### YOUR INSTRUCTIONS
Pick out each line in these entries that contains the string "Oracle".

Stored items
········

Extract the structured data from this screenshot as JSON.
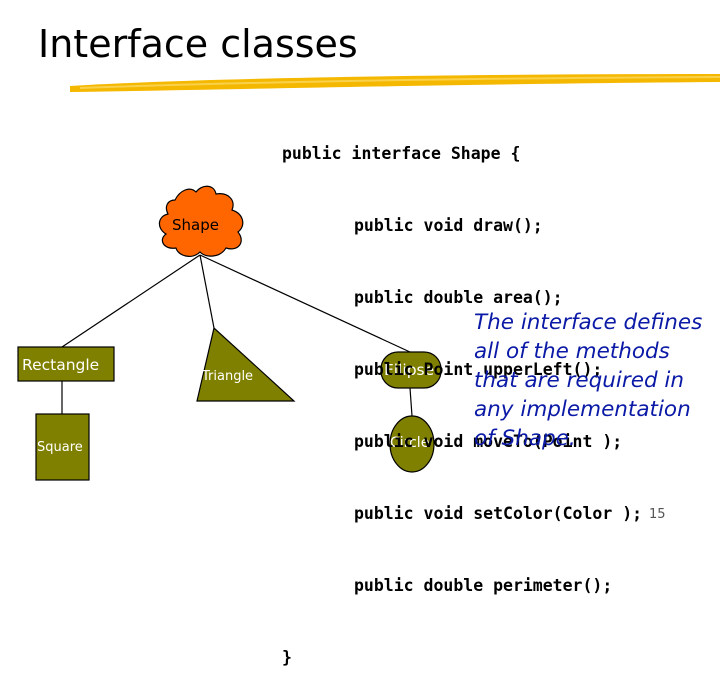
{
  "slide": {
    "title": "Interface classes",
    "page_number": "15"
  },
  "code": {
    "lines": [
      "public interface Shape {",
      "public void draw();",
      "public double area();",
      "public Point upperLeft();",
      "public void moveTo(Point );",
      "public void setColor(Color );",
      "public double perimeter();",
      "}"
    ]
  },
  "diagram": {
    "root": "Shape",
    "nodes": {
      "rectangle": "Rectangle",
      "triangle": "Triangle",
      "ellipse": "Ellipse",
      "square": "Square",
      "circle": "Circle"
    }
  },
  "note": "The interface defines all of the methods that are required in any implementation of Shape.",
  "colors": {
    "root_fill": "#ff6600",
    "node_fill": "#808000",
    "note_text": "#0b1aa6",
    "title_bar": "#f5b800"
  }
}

········

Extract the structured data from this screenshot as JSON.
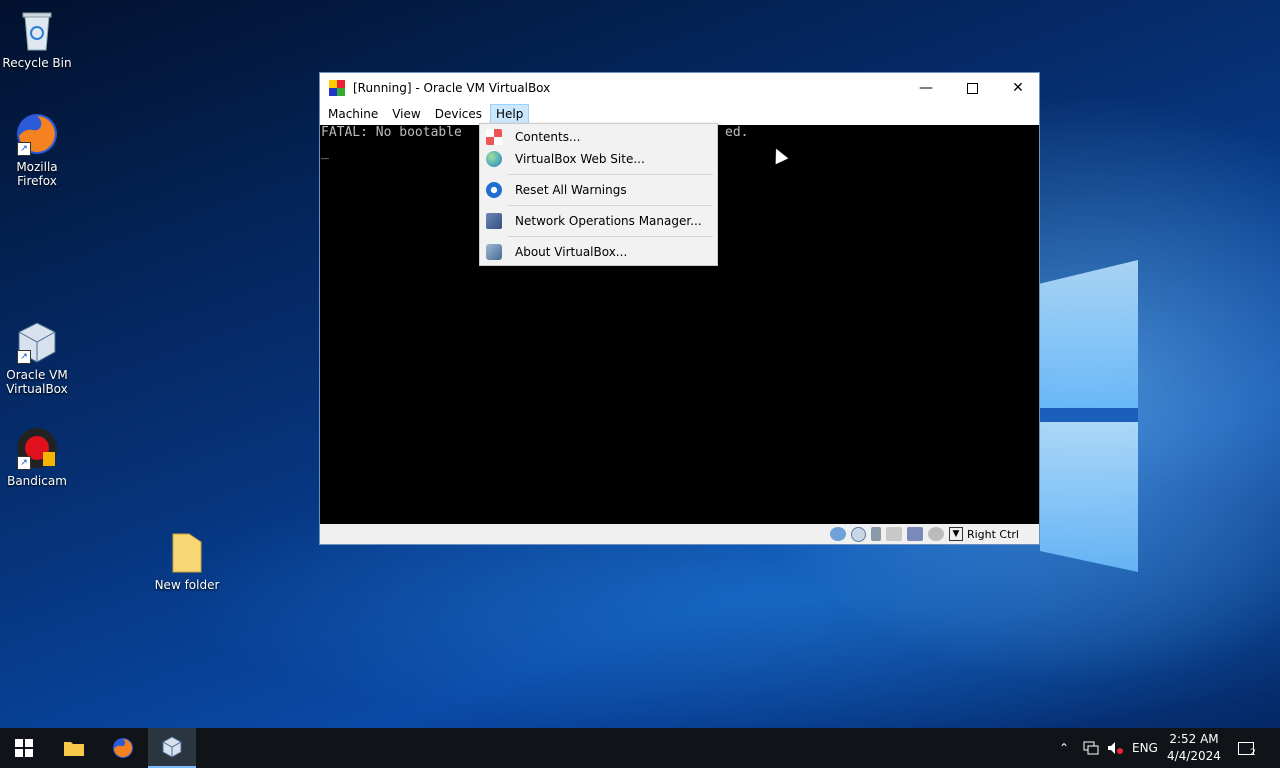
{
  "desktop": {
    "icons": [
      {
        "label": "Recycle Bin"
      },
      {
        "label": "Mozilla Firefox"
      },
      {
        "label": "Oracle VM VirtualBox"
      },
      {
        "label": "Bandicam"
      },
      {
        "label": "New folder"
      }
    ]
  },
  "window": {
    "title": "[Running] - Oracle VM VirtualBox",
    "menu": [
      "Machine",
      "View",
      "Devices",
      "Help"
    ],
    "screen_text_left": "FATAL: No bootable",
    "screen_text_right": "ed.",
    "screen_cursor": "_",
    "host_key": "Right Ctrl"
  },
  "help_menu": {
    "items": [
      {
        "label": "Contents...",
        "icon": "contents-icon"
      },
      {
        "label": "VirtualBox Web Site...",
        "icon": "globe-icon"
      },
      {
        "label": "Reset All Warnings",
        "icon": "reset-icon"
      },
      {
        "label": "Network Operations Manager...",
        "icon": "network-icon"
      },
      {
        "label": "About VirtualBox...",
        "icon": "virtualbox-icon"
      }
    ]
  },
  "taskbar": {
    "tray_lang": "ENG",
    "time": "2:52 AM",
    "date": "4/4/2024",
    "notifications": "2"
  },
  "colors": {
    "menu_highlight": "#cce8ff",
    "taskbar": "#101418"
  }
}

········

### THE ANSWER
        "label": "Oracle VM VirtualBox"
    "title": "[Running] - Oracle VM VirtualBox",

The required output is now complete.